▶ [Exercise requirements]:
Output every entry exactly as written.
++++++++
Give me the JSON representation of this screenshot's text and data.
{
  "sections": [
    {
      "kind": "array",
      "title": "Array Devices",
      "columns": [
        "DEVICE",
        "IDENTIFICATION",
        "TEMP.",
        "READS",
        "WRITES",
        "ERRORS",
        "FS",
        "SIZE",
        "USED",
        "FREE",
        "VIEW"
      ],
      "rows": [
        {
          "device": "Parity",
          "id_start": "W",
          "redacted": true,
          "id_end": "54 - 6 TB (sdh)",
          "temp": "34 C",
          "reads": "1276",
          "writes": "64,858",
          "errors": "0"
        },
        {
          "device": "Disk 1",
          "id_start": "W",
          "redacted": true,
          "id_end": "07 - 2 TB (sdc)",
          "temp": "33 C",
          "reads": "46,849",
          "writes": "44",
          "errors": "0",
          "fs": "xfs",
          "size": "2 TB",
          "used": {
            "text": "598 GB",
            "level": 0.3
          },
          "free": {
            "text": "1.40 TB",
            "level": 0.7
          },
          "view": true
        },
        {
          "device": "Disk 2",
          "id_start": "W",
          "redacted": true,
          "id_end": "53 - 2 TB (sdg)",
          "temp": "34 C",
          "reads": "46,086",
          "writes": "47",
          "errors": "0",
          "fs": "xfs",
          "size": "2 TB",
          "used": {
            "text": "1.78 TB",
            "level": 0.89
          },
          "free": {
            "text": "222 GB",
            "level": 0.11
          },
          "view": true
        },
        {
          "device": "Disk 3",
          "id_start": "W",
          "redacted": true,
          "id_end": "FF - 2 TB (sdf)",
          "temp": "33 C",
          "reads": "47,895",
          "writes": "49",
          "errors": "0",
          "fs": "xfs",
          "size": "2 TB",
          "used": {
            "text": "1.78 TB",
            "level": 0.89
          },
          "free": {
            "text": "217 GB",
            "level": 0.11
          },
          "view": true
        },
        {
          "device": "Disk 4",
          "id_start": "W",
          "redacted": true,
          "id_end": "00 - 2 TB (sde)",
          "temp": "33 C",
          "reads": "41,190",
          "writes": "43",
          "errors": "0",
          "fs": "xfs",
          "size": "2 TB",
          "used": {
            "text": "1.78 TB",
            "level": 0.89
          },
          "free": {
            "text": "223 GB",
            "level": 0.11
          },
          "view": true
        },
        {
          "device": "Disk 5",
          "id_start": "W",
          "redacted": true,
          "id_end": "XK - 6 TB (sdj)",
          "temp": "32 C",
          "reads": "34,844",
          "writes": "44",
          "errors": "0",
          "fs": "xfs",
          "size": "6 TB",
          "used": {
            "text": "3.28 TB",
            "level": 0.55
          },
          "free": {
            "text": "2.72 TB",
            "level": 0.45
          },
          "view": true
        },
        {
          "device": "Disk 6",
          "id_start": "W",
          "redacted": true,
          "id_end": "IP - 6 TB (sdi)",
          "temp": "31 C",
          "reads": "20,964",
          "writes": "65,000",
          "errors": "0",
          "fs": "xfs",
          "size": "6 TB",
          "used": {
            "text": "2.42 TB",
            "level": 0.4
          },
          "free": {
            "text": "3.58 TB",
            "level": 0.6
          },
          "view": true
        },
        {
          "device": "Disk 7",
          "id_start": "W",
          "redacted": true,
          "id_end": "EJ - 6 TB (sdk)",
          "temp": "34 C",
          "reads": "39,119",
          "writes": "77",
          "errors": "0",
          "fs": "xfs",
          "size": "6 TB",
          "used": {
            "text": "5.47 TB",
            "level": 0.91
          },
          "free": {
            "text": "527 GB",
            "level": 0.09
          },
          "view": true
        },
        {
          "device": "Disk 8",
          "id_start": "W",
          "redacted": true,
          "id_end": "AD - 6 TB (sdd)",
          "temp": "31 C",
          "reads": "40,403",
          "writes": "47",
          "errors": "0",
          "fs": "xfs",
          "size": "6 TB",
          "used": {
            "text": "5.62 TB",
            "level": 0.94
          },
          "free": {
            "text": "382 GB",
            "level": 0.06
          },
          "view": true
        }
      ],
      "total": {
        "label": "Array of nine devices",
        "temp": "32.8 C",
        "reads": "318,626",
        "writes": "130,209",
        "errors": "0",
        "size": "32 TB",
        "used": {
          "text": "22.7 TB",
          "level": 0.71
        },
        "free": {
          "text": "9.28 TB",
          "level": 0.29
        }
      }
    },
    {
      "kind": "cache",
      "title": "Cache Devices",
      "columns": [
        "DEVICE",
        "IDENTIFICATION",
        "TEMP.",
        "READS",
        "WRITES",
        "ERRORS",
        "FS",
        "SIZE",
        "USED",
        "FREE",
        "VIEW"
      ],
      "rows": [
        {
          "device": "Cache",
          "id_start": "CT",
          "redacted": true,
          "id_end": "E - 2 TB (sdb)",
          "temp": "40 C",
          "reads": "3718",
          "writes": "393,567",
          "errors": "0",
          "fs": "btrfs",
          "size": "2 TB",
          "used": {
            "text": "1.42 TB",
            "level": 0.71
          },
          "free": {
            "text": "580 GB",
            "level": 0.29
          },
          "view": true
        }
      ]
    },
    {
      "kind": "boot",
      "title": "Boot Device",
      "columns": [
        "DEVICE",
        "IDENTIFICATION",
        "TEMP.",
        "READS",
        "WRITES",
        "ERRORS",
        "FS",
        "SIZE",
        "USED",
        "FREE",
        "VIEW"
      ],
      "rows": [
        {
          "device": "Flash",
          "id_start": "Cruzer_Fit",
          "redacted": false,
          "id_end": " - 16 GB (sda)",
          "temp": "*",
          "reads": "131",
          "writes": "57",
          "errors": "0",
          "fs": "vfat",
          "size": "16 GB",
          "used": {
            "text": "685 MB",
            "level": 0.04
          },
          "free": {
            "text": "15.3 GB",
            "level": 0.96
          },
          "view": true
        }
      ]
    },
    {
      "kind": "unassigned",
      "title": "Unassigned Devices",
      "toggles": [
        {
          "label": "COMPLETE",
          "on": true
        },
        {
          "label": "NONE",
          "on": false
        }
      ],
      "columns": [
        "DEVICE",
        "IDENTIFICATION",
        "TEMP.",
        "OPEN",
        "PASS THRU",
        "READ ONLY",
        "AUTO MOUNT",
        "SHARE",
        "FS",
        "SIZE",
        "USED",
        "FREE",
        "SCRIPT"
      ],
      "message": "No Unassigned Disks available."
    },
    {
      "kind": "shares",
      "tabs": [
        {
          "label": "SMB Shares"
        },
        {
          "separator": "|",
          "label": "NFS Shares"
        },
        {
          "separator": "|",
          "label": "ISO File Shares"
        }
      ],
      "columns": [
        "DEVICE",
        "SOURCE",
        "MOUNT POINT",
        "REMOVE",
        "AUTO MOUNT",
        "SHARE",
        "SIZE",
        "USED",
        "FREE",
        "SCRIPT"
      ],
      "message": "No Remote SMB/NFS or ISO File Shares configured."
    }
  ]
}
++++++++
▶ [Expected answer]:
Give me the JSON representation of this screenshot's text and data.
{
  "sections": [
    {
      "kind": "array",
      "title": "Array Devices",
      "columns": [
        "DEVICE",
        "IDENTIFICATION",
        "TEMP.",
        "READS",
        "WRITES",
        "ERRORS",
        "FS",
        "SIZE",
        "USED",
        "FREE",
        "VIEW"
      ],
      "rows": [
        {
          "device": "Parity",
          "id_start": "W",
          "redacted": true,
          "id_end": "54 - 6 TB (sdh)",
          "temp": "34 C",
          "reads": "1276",
          "writes": "64,858",
          "errors": "0"
        },
        {
          "device": "Disk 1",
          "id_start": "W",
          "redacted": true,
          "id_end": "07 - 2 TB (sdc)",
          "temp": "33 C",
          "reads": "46,849",
          "writes": "44",
          "errors": "0",
          "fs": "xfs",
          "size": "2 TB",
          "used": {
            "text": "598 GB",
            "level": 0.3
          },
          "free": {
            "text": "1.40 TB",
            "level": 0.7
          },
          "view": true
        },
        {
          "device": "Disk 2",
          "id_start": "W",
          "redacted": true,
          "id_end": "53 - 2 TB (sdg)",
          "temp": "34 C",
          "reads": "46,086",
          "writes": "47",
          "errors": "0",
          "fs": "xfs",
          "size": "2 TB",
          "used": {
            "text": "1.78 TB",
            "level": 0.89
          },
          "free": {
            "text": "222 GB",
            "level": 0.11
          },
          "view": true
        },
        {
          "device": "Disk 3",
          "id_start": "W",
          "redacted": true,
          "id_end": "FF - 2 TB (sdf)",
          "temp": "33 C",
          "reads": "47,895",
          "writes": "49",
          "errors": "0",
          "fs": "xfs",
          "size": "2 TB",
          "used": {
            "text": "1.78 TB",
            "level": 0.89
          },
          "free": {
            "text": "217 GB",
            "level": 0.11
          },
          "view": true
        },
        {
          "device": "Disk 4",
          "id_start": "W",
          "redacted": true,
          "id_end": "00 - 2 TB (sde)",
          "temp": "33 C",
          "reads": "41,190",
          "writes": "43",
          "errors": "0",
          "fs": "xfs",
          "size": "2 TB",
          "used": {
            "text": "1.78 TB",
            "level": 0.89
          },
          "free": {
            "text": "223 GB",
            "level": 0.11
          },
          "view": true
        },
        {
          "device": "Disk 5",
          "id_start": "W",
          "redacted": true,
          "id_end": "XK - 6 TB (sdj)",
          "temp": "32 C",
          "reads": "34,844",
          "writes": "44",
          "errors": "0",
          "fs": "xfs",
          "size": "6 TB",
          "used": {
            "text": "3.28 TB",
            "level": 0.55
          },
          "free": {
            "text": "2.72 TB",
            "level": 0.45
          },
          "view": true
        },
        {
          "device": "Disk 6",
          "id_start": "W",
          "redacted": true,
          "id_end": "IP - 6 TB (sdi)",
          "temp": "31 C",
          "reads": "20,964",
          "writes": "65,000",
          "errors": "0",
          "fs": "xfs",
          "size": "6 TB",
          "used": {
            "text": "2.42 TB",
            "level": 0.4
          },
          "free": {
            "text": "3.58 TB",
            "level": 0.6
          },
          "view": true
        },
        {
          "device": "Disk 7",
          "id_start": "W",
          "redacted": true,
          "id_end": "EJ - 6 TB (sdk)",
          "temp": "34 C",
          "reads": "39,119",
          "writes": "77",
          "errors": "0",
          "fs": "xfs",
          "size": "6 TB",
          "used": {
            "text": "5.47 TB",
            "level": 0.91
          },
          "free": {
            "text": "527 GB",
            "level": 0.09
          },
          "view": true
        },
        {
          "device": "Disk 8",
          "id_start": "W",
          "redacted": true,
          "id_end": "AD - 6 TB (sdd)",
          "temp": "31 C",
          "reads": "40,403",
          "writes": "47",
          "errors": "0",
          "fs": "xfs",
          "size": "6 TB",
          "used": {
            "text": "5.62 TB",
            "level": 0.94
          },
          "free": {
            "text": "382 GB",
            "level": 0.06
          },
          "view": true
        }
      ],
      "total": {
        "label": "Array of nine devices",
        "temp": "32.8 C",
        "reads": "318,626",
        "writes": "130,209",
        "errors": "0",
        "size": "32 TB",
        "used": {
          "text": "22.7 TB",
          "level": 0.71
        },
        "free": {
          "text": "9.28 TB",
          "level": 0.29
        }
      }
    },
    {
      "kind": "cache",
      "title": "Cache Devices",
      "columns": [
        "DEVICE",
        "IDENTIFICATION",
        "TEMP.",
        "READS",
        "WRITES",
        "ERRORS",
        "FS",
        "SIZE",
        "USED",
        "FREE",
        "VIEW"
      ],
      "rows": [
        {
          "device": "Cache",
          "id_start": "CT",
          "redacted": true,
          "id_end": "E - 2 TB (sdb)",
          "temp": "40 C",
          "reads": "3718",
          "writes": "393,567",
          "errors": "0",
          "fs": "btrfs",
          "size": "2 TB",
          "used": {
            "text": "1.42 TB",
            "level": 0.71
          },
          "free": {
            "text": "580 GB",
            "level": 0.29
          },
          "view": true
        }
      ]
    },
    {
      "kind": "boot",
      "title": "Boot Device",
      "columns": [
        "DEVICE",
        "IDENTIFICATION",
        "TEMP.",
        "READS",
        "WRITES",
        "ERRORS",
        "FS",
        "SIZE",
        "USED",
        "FREE",
        "VIEW"
      ],
      "rows": [
        {
          "device": "Flash",
          "id_start": "Cruzer_Fit",
          "redacted": false,
          "id_end": " - 16 GB (sda)",
          "temp": "*",
          "reads": "131",
          "writes": "57",
          "errors": "0",
          "fs": "vfat",
          "size": "16 GB",
          "used": {
            "text": "685 MB",
            "level": 0.04
          },
          "free": {
            "text": "15.3 GB",
            "level": 0.96
          },
          "view": true
        }
      ]
    },
    {
      "kind": "unassigned",
      "title": "Unassigned Devices",
      "toggles": [
        {
          "label": "COMPLETE",
          "on": true
        },
        {
          "label": "NONE",
          "on": false
        }
      ],
      "columns": [
        "DEVICE",
        "IDENTIFICATION",
        "TEMP.",
        "OPEN",
        "PASS THRU",
        "READ ONLY",
        "AUTO MOUNT",
        "SHARE",
        "FS",
        "SIZE",
        "USED",
        "FREE",
        "SCRIPT"
      ],
      "message": "No Unassigned Disks available."
    },
    {
      "kind": "shares",
      "tabs": [
        {
          "label": "SMB Shares"
        },
        {
          "separator": "|",
          "label": "NFS Shares"
        },
        {
          "separator": "|",
          "label": "ISO File Shares"
        }
      ],
      "columns": [
        "DEVICE",
        "SOURCE",
        "MOUNT POINT",
        "REMOVE",
        "AUTO MOUNT",
        "SHARE",
        "SIZE",
        "USED",
        "FREE",
        "SCRIPT"
      ],
      "message": "No Remote SMB/NFS or ISO File Shares configured."
    }
  ]
}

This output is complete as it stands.